[Begin Raw records]
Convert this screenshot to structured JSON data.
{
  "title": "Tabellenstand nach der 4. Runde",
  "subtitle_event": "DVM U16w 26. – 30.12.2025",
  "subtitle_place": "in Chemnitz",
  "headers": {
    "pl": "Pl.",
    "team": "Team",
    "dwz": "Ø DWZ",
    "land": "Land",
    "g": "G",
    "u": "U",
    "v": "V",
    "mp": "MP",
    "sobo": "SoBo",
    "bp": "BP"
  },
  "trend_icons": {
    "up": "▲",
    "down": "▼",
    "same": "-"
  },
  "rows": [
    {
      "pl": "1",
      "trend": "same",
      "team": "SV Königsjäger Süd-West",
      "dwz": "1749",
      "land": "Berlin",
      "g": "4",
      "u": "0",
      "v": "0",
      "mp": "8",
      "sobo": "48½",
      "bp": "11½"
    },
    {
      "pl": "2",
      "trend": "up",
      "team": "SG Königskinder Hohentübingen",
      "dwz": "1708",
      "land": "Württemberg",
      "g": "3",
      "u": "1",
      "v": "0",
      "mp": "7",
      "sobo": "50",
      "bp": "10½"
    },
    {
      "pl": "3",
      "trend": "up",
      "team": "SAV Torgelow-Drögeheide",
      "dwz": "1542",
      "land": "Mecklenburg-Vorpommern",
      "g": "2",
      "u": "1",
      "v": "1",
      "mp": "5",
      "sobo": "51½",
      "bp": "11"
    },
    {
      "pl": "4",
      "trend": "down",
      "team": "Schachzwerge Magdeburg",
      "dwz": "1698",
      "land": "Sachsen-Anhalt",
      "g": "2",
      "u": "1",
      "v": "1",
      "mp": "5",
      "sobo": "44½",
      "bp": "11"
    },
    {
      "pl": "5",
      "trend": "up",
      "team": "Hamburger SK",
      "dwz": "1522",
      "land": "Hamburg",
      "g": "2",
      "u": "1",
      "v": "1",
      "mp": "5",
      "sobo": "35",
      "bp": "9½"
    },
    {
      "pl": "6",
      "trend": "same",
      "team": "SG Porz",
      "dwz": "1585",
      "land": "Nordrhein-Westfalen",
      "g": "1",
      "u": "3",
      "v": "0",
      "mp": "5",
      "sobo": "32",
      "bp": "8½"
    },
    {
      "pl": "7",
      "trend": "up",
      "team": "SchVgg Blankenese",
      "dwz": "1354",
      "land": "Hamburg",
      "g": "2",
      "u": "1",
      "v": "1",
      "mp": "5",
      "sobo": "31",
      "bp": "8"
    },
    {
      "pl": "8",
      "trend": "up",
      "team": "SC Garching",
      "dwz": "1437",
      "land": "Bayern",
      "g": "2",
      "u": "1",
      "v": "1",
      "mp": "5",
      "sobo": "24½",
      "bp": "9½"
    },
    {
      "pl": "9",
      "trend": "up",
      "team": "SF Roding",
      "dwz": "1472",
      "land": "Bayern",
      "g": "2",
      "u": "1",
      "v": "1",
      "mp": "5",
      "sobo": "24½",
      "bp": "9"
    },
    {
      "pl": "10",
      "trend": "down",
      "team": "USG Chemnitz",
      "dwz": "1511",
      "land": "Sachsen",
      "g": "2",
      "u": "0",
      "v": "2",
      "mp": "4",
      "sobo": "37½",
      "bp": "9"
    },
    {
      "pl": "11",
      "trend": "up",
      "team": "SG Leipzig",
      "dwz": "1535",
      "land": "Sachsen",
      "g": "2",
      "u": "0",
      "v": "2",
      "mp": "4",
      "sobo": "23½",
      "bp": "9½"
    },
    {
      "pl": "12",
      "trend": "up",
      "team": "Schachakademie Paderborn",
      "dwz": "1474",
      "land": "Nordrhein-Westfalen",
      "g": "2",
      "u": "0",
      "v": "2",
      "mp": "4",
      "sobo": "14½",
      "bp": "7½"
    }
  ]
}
[End Raw records]
▶ [What needs to be done]
Tally the lines of the preceding listing in which the word "Chemnitz" appears; state nothing but the total.

▶ [Solution]
2